Texte fourni:
========================

À son actif des collaborations avec Louis Vuitton, Hermès, Moët et Chandon, Christian Dior, Gucci, Miu Miu, Cartier… Nicolas Ouchenir était de passage au Liban pour un atelier de travail en calligraphie auprès des étudiants de la LAU à Jbeil et pour une collaboration avec Alice Eddé sur une série de trousses en cuir. D’emblée, dès la première approche, il s’impose comme un grand esthète d’une étonnante simplicité. Une dualité qui se résout dans sa personnalité, son attitude, sa perception du métier. «La calligraphie est la science de bien savoir former des lettres, c’est la beauté de l’écriture. La beauté est très subjective, et moi j’aime quand ce n’est pas beau, quand ce n’est pas bien formé. Il faut qu’il y ait des bavures, des traces pour que ça puisse m’intéresser, pour qu’il y ait une chaleur, une atmosphère. Quand c’est instinctif, mais pas hasardeux, quand ça vient de l’intérieur.»

========================

Consignes:
A – Répondez à ces questions à l’aide du texte sur Nicolas Ouchenir, en donnant chaque réponse sur sa propre ligne :
(i) Avec qui travaille-t-il sur une série de trousses en cuir ?
(ii) Dans quelle ville se trouvent les étudiants de la LAU qui suivent son atelier ?
(iii) Selon lui, qu’est-ce que la calligraphie ?
B – Traduisez en anglais la phrase suivante du texte fourni : « La beauté est très subjective, et moi j’aime quand ce n’est pas beau, quand ce n’est pas bien formé. »

Données fournies:
========================

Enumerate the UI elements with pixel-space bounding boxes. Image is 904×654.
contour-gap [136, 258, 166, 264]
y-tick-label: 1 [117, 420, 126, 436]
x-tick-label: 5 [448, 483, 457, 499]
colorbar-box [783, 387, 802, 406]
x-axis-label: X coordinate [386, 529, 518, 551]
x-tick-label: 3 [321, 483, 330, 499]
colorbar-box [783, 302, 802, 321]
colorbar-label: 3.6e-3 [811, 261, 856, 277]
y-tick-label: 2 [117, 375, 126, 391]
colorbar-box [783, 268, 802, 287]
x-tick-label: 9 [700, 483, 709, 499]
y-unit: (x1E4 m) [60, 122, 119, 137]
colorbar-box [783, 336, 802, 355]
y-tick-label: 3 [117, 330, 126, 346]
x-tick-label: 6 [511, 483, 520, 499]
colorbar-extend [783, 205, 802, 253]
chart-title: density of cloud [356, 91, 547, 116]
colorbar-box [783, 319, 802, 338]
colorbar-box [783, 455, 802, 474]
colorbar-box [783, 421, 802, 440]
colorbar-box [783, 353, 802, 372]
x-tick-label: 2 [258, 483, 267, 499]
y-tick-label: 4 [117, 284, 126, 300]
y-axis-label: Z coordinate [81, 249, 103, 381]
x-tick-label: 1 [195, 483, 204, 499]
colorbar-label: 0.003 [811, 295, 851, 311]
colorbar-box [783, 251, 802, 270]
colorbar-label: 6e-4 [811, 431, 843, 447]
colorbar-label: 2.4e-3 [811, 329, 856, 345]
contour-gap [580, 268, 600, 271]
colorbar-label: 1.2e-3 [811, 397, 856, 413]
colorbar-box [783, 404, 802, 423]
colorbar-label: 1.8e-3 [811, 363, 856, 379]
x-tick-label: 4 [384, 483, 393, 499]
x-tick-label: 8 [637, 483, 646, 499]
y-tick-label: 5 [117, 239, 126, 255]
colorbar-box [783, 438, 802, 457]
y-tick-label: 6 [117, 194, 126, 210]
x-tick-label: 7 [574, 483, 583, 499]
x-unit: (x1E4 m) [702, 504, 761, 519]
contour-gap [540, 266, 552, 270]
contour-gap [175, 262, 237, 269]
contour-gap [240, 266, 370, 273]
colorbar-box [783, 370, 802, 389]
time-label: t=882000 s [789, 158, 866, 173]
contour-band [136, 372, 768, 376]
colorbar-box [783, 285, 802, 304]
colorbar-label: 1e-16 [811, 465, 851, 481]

========================

Réponses rédigées:
A –
(i) Avec Alice Eddé.
(ii) À Jbeil.
(iii) C’est la science de bien savoir former des lettres, la beauté de l’écriture.

B – Beauty is very subjective, and I like it when it isn't beautiful, when it isn't well formed.